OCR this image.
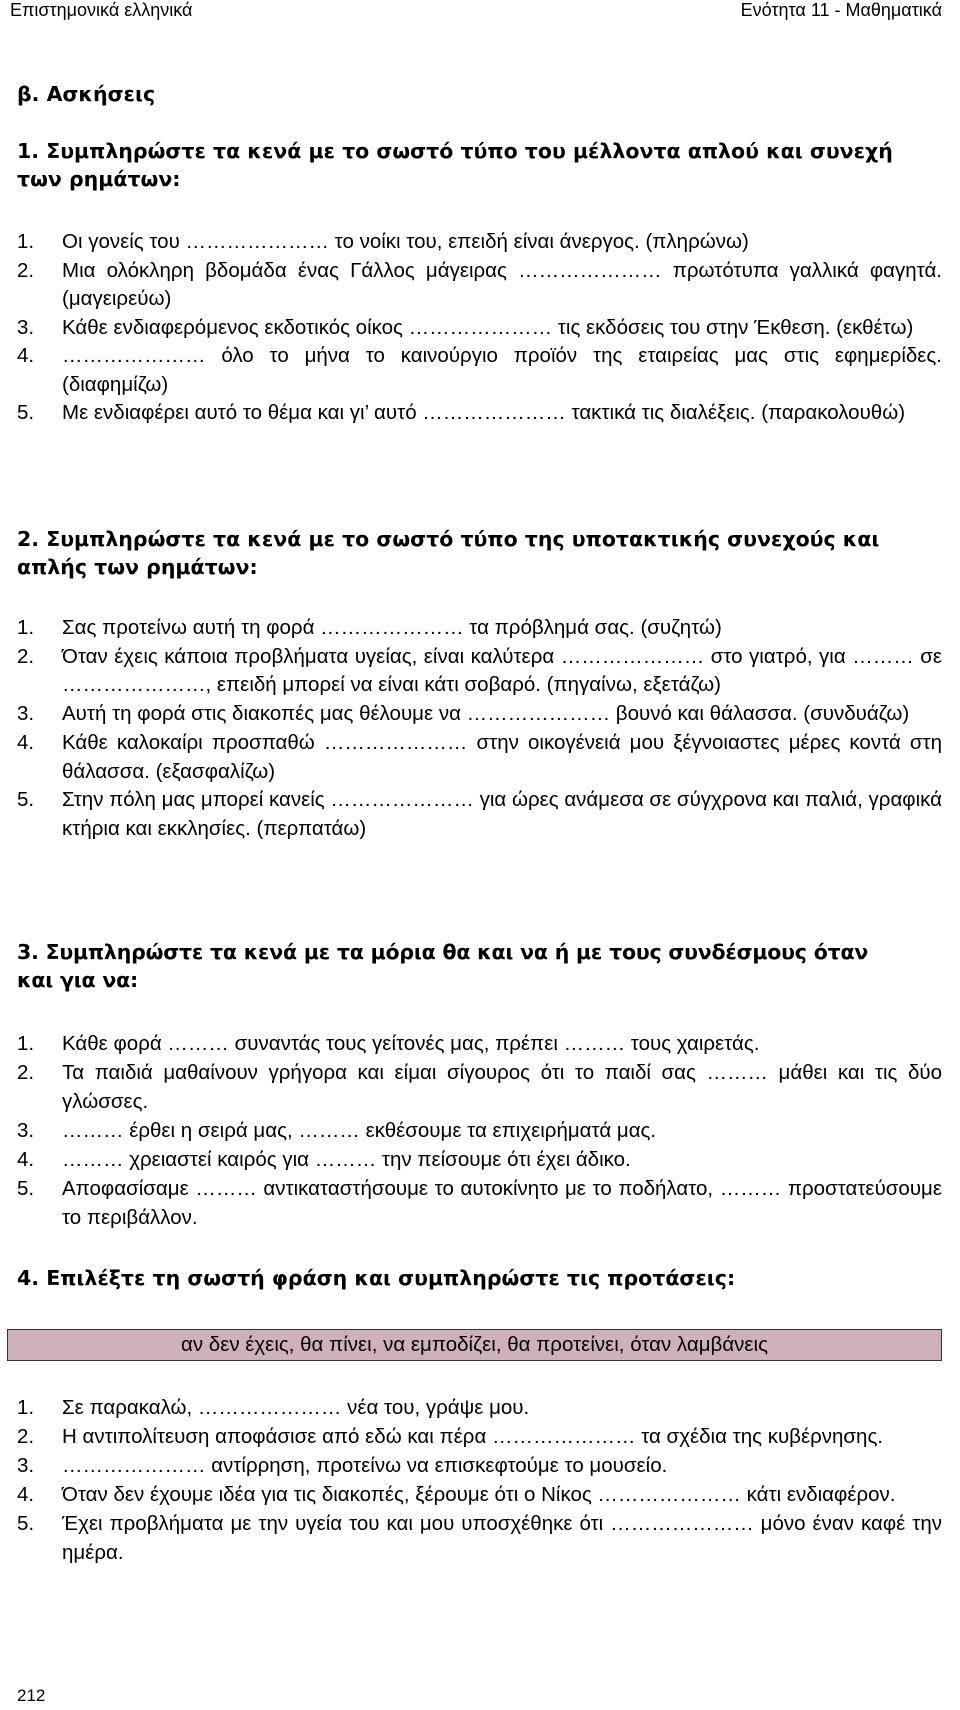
Επιστημονικά ελληνικά	Ενότητα 11 - Μαθηματικά
β. Ασκήσεις
1. Συμπληρώστε τα κενά με το σωστό τύπο του μέλλοντα απλού και συνεχή
των ρημάτων:
1. Οι γονείς του ………………… το νοίκι του, επειδή είναι άνεργος. (πληρώνω)
2. Μια ολόκληρη βδομάδα ένας Γάλλος μάγειρας ………………… πρωτότυπα γαλλικά φαγητά. (μαγειρεύω)
3. Κάθε ενδιαφερόμενος εκδοτικός οίκος ………………… τις εκδόσεις του στην Έκθεση. (εκθέτω)
4. ………………… όλο το μήνα το καινούργιο προϊόν της εταιρείας μας στις εφημερίδες. (διαφημίζω)
5. Με ενδιαφέρει αυτό το θέμα και γι’ αυτό ………………… τακτικά τις διαλέξεις. (παρακολουθώ)
2. Συμπληρώστε τα κενά με το σωστό τύπο της υποτακτικής συνεχούς και
απλής των ρημάτων:
1. Σας προτείνω αυτή τη φορά ………………… τα πρόβλημά σας. (συζητώ)
2. Όταν έχεις κάποια προβλήματα υγείας, είναι καλύτερα ………………… στο γιατρό, για ……… σε …………………, επειδή μπορεί να είναι κάτι σοβαρό. (πηγαίνω, εξετάζω)
3. Αυτή τη φορά στις διακοπές μας θέλουμε να ………………… βουνό και θάλασσα. (συνδυάζω)
4. Κάθε καλοκαίρι προσπαθώ ………………… στην οικογένειά μου ξέγνοιαστες μέρες κοντά στη θάλασσα. (εξασφαλίζω)
5. Στην πόλη μας μπορεί κανείς ………………… για ώρες ανάμεσα σε σύγχρονα και παλιά, γραφικά κτήρια και εκκλησίες. (περπατάω)
3. Συμπληρώστε τα κενά με τα μόρια θα και να ή με τους συνδέσμους όταν
και για να:
1. Κάθε φορά ……… συναντάς τους γείτονές μας, πρέπει ……… τους χαιρετάς.
2. Τα παιδιά μαθαίνουν γρήγορα και είμαι σίγουρος ότι το παιδί σας ……… μάθει και τις δύο γλώσσες.
3. ……… έρθει η σειρά μας, ……… εκθέσουμε τα επιχειρήματά μας.
4. ……… χρειαστεί καιρός για ……… την πείσουμε ότι έχει άδικο.
5. Αποφασίσαμε ……… αντικαταστήσουμε το αυτοκίνητο με το ποδήλατο, ……… προστατεύσουμε το περιβάλλον.
4. Επιλέξτε τη σωστή φράση και συμπληρώστε τις προτάσεις:
αν δεν έχεις, θα πίνει, να εμποδίζει, θα προτείνει, όταν λαμβάνεις
1. Σε παρακαλώ, ………………… νέα του, γράψε μου.
2. Η αντιπολίτευση αποφάσισε από εδώ και πέρα ………………… τα σχέδια της κυβέρνησης.
3. ………………… αντίρρηση, προτείνω να επισκεφτούμε το μουσείο.
4. Όταν δεν έχουμε ιδέα για τις διακοπές, ξέρουμε ότι ο Νίκος ………………… κάτι ενδιαφέρον.
5. Έχει προβλήματα με την υγεία του και μου υποσχέθηκε ότι ………………… μόνο έναν καφέ την ημέρα.
212
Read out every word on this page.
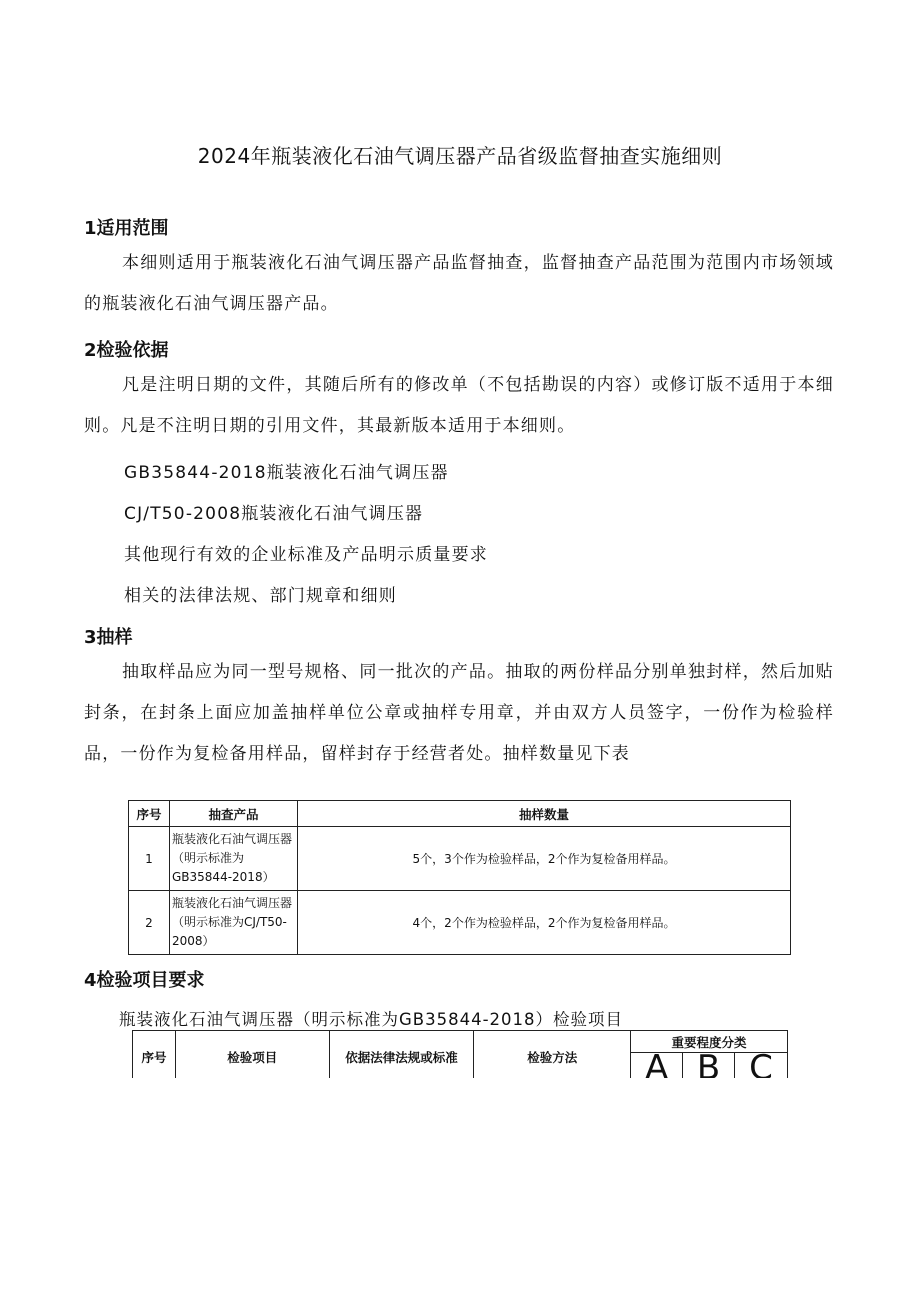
2024年瓶装液化石油气调压器产品省级监督抽查实施细则
1适用范围

本细则适用于瓶装液化石油气调压器产品监督抽查，监督抽查产品范围为范围内市场领域的瓶装液化石油气调压器产品。

2检验依据

凡是注明日期的文件，其随后所有的修改单（不包括勘误的内容）或修订版不适用于本细则。凡是不注明日期的引用文件，其最新版本适用于本细则。

GB35844-2018瓶装液化石油气调压器
CJ/T50-2008瓶装液化石油气调压器
其他现行有效的企业标准及产品明示质量要求
相关的法律法规、部门规章和细则
3抽样

抽取样品应为同一型号规格、同一批次的产品。抽取的两份样品分别单独封样，然后加贴封条，在封条上面应加盖抽样单位公章或抽样专用章，并由双方人员签字，一份作为检验样品，一份作为复检备用样品，留样封存于经营者处。抽样数量见下表

序号	抽查产品	抽样数量
1	瓶装液化石油气调压器（明示标准为GB35844-2018）	5个，3个作为检验样品，2个作为复检备用样品。
2	瓶装液化石油气调压器（明示标准为CJ/T50-2008）	4个，2个作为检验样品，2个作为复检备用样品。
4检验项目要求
瓶装液化石油气调压器（明示标准为GB35844-2018）检验项目
序号	检验项目	依据法律法规或标准	检验方法	重要程度分类		
				A	B	C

• • •

What is needed -> Restate the whole of the material word for word without the pictures.

Correct answer ->
OCR this image.
Επιστημονικά ελληνικά	Ενότητα 11 - Μαθηματικά
β. Ασκήσεις
1. Συμπληρώστε τα κενά με το σωστό τύπο του μέλλοντα απλού και συνεχή
των ρημάτων:
1. Οι γονείς του ………………… το νοίκι του, επειδή είναι άνεργος. (πληρώνω)
2. Μια ολόκληρη βδομάδα ένας Γάλλος μάγειρας ………………… πρωτότυπα γαλλικά φαγητά. (μαγειρεύω)
3. Κάθε ενδιαφερόμενος εκδοτικός οίκος ………………… τις εκδόσεις του στην Έκθεση. (εκθέτω)
4. ………………… όλο το μήνα το καινούργιο προϊόν της εταιρείας μας στις εφημερίδες. (διαφημίζω)
5. Με ενδιαφέρει αυτό το θέμα και γι’ αυτό ………………… τακτικά τις διαλέξεις. (παρακολουθώ)
2. Συμπληρώστε τα κενά με το σωστό τύπο της υποτακτικής συνεχούς και
απλής των ρημάτων:
1. Σας προτείνω αυτή τη φορά ………………… τα πρόβλημά σας. (συζητώ)
2. Όταν έχεις κάποια προβλήματα υγείας, είναι καλύτερα ………………… στο γιατρό, για ……… σε …………………, επειδή μπορεί να είναι κάτι σοβαρό. (πηγαίνω, εξετάζω)
3. Αυτή τη φορά στις διακοπές μας θέλουμε να ………………… βουνό και θάλασσα. (συνδυάζω)
4. Κάθε καλοκαίρι προσπαθώ ………………… στην οικογένειά μου ξέγνοιαστες μέρες κοντά στη θάλασσα. (εξασφαλίζω)
5. Στην πόλη μας μπορεί κανείς ………………… για ώρες ανάμεσα σε σύγχρονα και παλιά, γραφικά κτήρια και εκκλησίες. (περπατάω)
3. Συμπληρώστε τα κενά με τα μόρια θα και να ή με τους συνδέσμους όταν
και για να:
1. Κάθε φορά ……… συναντάς τους γείτονές μας, πρέπει ……… τους χαιρετάς.
2. Τα παιδιά μαθαίνουν γρήγορα και είμαι σίγουρος ότι το παιδί σας ……… μάθει και τις δύο γλώσσες.
3. ……… έρθει η σειρά μας, ……… εκθέσουμε τα επιχειρήματά μας.
4. ……… χρειαστεί καιρός για ……… την πείσουμε ότι έχει άδικο.
5. Αποφασίσαμε ……… αντικαταστήσουμε το αυτοκίνητο με το ποδήλατο, ……… προστατεύσουμε το περιβάλλον.
4. Επιλέξτε τη σωστή φράση και συμπληρώστε τις προτάσεις:
αν δεν έχεις, θα πίνει, να εμποδίζει, θα προτείνει, όταν λαμβάνεις
1. Σε παρακαλώ, ………………… νέα του, γράψε μου.
2. Η αντιπολίτευση αποφάσισε από εδώ και πέρα ………………… τα σχέδια της κυβέρνησης.
3. ………………… αντίρρηση, προτείνω να επισκεφτούμε το μουσείο.
4. Όταν δεν έχουμε ιδέα για τις διακοπές, ξέρουμε ότι ο Νίκος ………………… κάτι ενδιαφέρον.
5. Έχει προβλήματα με την υγεία του και μου υποσχέθηκε ότι ………………… μόνο έναν καφέ την ημέρα.
212
Read out every word on this page.
2024年瓶装液化石油气调压器产品省级监督抽查实施细则
1适用范围

本细则适用于瓶装液化石油气调压器产品监督抽查，监督抽查产品范围为范围内市场领域的瓶装液化石油气调压器产品。

2检验依据

凡是注明日期的文件，其随后所有的修改单（不包括勘误的内容）或修订版不适用于本细则。凡是不注明日期的引用文件，其最新版本适用于本细则。

GB35844-2018瓶装液化石油气调压器
CJ/T50-2008瓶装液化石油气调压器
其他现行有效的企业标准及产品明示质量要求
相关的法律法规、部门规章和细则
3抽样

抽取样品应为同一型号规格、同一批次的产品。抽取的两份样品分别单独封样，然后加贴封条，在封条上面应加盖抽样单位公章或抽样专用章，并由双方人员签字，一份作为检验样品，一份作为复检备用样品，留样封存于经营者处。抽样数量见下表

序号	抽查产品	抽样数量
1	瓶装液化石油气调压器（明示标准为GB35844-2018）	5个，3个作为检验样品，2个作为复检备用样品。
2	瓶装液化石油气调压器（明示标准为CJ/T50-2008）	4个，2个作为检验样品，2个作为复检备用样品。
4检验项目要求
瓶装液化石油气调压器（明示标准为GB35844-2018）检验项目
序号	检验项目	依据法律法规或标准	检验方法	重要程度分类		
				A	B	C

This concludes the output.